Given request. Of the lines in the listing below, how many hold "object"? Answer with the number only.

:: Data extract

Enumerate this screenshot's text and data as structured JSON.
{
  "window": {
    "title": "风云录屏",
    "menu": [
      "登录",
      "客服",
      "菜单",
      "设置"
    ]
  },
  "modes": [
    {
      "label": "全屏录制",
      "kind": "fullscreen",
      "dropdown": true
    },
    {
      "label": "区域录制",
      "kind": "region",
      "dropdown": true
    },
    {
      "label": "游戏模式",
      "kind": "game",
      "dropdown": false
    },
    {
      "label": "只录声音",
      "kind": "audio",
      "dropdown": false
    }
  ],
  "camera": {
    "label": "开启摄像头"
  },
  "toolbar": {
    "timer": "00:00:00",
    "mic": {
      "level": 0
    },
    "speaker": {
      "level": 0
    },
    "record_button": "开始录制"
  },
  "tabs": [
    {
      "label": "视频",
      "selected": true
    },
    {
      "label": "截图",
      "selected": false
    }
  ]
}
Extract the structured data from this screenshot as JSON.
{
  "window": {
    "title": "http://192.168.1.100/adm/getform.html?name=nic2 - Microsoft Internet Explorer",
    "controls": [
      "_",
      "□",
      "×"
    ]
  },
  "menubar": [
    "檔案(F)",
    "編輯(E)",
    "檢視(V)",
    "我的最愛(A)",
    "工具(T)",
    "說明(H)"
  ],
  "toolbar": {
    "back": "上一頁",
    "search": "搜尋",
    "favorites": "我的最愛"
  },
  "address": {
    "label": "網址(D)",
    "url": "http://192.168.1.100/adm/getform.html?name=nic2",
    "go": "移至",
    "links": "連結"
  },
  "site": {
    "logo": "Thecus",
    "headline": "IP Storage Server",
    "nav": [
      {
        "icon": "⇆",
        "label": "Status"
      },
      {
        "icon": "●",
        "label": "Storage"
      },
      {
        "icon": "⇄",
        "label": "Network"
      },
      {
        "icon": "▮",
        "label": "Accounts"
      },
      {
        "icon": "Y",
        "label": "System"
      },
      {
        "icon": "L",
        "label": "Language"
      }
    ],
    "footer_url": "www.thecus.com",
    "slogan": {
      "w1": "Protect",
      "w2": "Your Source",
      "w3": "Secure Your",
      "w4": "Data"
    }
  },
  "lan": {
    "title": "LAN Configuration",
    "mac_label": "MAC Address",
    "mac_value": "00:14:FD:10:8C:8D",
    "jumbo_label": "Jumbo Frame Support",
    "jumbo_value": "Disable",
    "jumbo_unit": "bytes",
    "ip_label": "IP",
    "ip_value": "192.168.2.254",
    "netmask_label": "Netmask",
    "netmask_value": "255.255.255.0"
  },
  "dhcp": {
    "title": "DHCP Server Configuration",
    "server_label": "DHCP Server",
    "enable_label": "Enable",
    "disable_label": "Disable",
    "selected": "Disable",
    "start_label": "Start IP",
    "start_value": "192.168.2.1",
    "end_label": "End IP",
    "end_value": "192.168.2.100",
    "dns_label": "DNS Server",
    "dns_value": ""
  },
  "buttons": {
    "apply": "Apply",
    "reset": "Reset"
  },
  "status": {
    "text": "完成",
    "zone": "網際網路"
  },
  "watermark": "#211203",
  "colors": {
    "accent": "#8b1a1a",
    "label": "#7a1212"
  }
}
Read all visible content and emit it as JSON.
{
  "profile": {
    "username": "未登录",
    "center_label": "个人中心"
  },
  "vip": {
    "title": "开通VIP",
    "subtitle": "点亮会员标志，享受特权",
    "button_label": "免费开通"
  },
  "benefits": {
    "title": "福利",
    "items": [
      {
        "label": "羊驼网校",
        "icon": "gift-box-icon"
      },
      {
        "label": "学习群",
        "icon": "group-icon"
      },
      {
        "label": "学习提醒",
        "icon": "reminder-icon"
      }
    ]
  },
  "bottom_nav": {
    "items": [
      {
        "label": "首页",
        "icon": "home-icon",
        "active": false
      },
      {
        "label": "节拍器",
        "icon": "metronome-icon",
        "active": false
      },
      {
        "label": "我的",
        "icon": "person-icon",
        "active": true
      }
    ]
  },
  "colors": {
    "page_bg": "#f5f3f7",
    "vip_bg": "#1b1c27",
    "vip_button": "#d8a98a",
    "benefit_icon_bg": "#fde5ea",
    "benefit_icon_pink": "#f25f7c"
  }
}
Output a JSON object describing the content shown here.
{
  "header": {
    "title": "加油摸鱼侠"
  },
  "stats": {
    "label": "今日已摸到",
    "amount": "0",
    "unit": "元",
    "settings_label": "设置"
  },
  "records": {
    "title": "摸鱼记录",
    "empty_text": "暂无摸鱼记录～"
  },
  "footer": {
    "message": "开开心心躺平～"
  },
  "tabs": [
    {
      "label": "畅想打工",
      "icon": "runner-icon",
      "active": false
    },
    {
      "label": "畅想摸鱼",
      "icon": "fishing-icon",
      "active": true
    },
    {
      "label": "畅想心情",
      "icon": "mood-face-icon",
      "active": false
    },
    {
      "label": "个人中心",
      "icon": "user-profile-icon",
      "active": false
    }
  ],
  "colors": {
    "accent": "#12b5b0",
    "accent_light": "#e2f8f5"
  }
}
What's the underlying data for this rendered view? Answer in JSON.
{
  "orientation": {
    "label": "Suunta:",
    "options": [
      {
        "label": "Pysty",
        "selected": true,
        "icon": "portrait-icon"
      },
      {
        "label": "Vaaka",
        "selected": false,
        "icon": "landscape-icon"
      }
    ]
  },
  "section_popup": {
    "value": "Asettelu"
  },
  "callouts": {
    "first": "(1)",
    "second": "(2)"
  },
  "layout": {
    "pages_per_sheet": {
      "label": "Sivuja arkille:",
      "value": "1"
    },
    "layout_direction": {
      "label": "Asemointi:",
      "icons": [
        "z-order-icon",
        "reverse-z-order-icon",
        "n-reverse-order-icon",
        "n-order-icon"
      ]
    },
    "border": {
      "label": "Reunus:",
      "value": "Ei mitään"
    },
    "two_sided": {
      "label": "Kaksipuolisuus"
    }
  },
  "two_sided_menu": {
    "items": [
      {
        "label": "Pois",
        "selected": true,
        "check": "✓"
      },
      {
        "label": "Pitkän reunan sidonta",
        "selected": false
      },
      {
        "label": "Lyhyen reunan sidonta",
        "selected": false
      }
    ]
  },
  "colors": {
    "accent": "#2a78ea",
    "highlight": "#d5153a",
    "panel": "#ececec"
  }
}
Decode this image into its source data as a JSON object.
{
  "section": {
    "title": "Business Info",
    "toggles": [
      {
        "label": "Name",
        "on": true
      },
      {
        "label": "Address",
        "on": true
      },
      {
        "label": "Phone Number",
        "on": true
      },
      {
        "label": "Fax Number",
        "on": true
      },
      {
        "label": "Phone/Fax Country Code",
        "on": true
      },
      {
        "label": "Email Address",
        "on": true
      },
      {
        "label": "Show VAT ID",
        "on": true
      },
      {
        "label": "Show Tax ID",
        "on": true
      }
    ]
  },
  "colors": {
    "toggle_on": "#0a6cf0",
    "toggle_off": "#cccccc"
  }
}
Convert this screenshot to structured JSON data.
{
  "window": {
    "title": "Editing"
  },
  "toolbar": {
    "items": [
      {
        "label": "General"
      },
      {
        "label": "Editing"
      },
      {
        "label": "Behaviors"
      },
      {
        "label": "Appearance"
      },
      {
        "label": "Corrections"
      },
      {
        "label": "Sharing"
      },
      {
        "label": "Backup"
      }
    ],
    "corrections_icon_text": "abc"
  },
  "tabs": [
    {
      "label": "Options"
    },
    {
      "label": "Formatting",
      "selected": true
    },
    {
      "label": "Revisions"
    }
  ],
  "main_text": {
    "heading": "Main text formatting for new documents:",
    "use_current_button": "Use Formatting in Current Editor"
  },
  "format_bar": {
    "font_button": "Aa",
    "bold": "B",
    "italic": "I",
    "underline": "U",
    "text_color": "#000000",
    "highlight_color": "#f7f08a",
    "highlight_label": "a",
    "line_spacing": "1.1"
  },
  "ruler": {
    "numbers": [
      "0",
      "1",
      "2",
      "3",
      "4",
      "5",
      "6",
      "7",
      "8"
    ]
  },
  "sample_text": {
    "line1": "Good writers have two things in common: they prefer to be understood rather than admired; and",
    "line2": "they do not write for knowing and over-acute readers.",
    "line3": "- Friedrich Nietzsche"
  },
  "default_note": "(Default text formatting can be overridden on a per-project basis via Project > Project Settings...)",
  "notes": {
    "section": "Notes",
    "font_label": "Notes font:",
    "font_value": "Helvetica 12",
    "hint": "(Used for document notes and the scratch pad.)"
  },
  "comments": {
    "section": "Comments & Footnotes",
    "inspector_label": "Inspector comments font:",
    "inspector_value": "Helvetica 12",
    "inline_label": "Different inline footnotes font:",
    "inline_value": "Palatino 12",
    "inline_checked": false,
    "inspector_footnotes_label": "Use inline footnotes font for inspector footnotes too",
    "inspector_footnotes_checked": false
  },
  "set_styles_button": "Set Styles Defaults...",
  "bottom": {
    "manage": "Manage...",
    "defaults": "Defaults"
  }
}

::::

Response to the exercise. 2